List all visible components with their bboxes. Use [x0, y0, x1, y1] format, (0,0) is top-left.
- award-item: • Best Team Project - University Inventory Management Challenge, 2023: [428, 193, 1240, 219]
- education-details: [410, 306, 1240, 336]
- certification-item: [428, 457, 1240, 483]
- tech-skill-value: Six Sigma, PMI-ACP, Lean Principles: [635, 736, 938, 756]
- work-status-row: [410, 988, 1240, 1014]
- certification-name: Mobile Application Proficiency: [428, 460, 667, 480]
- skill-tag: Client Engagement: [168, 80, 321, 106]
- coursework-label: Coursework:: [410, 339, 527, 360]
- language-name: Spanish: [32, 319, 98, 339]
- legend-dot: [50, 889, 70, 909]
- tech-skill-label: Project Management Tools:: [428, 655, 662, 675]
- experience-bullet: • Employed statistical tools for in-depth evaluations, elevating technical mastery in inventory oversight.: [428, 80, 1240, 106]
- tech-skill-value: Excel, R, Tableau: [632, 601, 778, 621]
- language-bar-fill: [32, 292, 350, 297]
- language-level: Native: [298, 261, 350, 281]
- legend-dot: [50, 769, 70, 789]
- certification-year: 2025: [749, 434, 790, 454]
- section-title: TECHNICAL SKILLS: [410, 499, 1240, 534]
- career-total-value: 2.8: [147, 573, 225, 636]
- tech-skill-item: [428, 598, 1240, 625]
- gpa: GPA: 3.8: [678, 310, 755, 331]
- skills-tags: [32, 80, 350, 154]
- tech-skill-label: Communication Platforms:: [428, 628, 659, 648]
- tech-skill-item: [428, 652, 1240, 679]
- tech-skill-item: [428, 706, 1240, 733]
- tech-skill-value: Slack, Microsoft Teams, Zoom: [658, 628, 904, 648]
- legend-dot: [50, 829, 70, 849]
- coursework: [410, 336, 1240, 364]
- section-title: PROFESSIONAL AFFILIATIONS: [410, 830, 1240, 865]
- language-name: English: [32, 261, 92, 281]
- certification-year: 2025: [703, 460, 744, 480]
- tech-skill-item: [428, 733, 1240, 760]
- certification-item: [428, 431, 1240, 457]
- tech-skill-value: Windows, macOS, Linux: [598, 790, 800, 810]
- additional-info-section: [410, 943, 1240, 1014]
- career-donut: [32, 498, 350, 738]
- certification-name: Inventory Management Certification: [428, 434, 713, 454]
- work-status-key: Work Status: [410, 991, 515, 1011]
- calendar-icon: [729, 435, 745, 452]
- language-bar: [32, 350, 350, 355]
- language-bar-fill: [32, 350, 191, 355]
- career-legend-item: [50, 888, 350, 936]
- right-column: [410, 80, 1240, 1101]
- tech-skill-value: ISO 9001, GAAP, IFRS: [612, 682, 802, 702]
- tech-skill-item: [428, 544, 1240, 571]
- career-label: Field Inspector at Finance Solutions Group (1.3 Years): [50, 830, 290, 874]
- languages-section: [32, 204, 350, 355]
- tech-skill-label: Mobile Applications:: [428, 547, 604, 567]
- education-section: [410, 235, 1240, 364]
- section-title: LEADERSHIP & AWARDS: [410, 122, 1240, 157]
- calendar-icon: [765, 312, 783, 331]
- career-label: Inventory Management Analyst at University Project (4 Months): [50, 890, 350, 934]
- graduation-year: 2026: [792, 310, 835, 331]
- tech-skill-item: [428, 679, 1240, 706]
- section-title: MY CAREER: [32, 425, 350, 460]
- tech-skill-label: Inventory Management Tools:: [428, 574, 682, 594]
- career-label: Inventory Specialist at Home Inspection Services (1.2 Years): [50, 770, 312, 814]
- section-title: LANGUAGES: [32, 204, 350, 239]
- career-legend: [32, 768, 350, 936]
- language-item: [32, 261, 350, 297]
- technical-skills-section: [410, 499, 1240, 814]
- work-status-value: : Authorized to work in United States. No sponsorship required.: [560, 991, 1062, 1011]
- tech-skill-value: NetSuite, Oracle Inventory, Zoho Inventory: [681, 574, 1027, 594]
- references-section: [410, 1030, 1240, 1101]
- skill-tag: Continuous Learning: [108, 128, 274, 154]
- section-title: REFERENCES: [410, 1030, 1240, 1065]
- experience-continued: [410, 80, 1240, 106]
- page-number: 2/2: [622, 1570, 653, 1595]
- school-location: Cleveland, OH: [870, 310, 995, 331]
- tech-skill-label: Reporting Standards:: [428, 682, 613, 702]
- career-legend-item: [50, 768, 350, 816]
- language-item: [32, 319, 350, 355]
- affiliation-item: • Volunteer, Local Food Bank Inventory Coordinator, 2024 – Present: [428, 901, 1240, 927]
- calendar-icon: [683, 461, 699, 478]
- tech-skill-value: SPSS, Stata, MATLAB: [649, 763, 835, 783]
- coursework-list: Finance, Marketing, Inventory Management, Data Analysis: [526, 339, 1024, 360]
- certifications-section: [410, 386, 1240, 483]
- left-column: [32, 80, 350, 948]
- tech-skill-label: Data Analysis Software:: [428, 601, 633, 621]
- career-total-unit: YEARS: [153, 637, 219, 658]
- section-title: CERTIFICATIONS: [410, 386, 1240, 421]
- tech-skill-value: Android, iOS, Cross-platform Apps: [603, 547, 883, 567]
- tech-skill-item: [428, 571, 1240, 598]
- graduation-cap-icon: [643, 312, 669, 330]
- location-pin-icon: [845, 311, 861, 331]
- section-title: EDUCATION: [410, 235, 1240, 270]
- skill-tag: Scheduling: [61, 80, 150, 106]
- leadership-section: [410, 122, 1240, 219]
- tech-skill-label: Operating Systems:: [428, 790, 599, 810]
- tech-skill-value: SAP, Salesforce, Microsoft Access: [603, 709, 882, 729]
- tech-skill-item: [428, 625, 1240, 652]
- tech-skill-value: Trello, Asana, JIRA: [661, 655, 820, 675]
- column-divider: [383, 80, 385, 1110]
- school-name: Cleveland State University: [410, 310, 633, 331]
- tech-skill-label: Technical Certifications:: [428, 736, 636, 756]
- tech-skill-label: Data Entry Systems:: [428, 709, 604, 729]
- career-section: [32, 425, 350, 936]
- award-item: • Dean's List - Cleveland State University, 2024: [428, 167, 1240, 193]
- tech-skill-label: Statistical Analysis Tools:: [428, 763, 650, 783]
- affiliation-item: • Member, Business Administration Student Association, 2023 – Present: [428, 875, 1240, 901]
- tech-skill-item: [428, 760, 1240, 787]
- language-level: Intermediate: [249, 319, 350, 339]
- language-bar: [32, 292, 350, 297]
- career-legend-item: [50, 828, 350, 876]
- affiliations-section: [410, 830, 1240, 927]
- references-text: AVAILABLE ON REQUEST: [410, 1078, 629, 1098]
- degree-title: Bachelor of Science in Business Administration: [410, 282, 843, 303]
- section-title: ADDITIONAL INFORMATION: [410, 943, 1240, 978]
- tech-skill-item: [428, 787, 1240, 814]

————————

EXERCISE REQUIREMENTS.
Show each line from the records above that contains the word "fill", copied in full.

THE COMPLETED TASK.
- language-bar-fill: [32, 292, 350, 297]
- language-bar-fill: [32, 350, 191, 355]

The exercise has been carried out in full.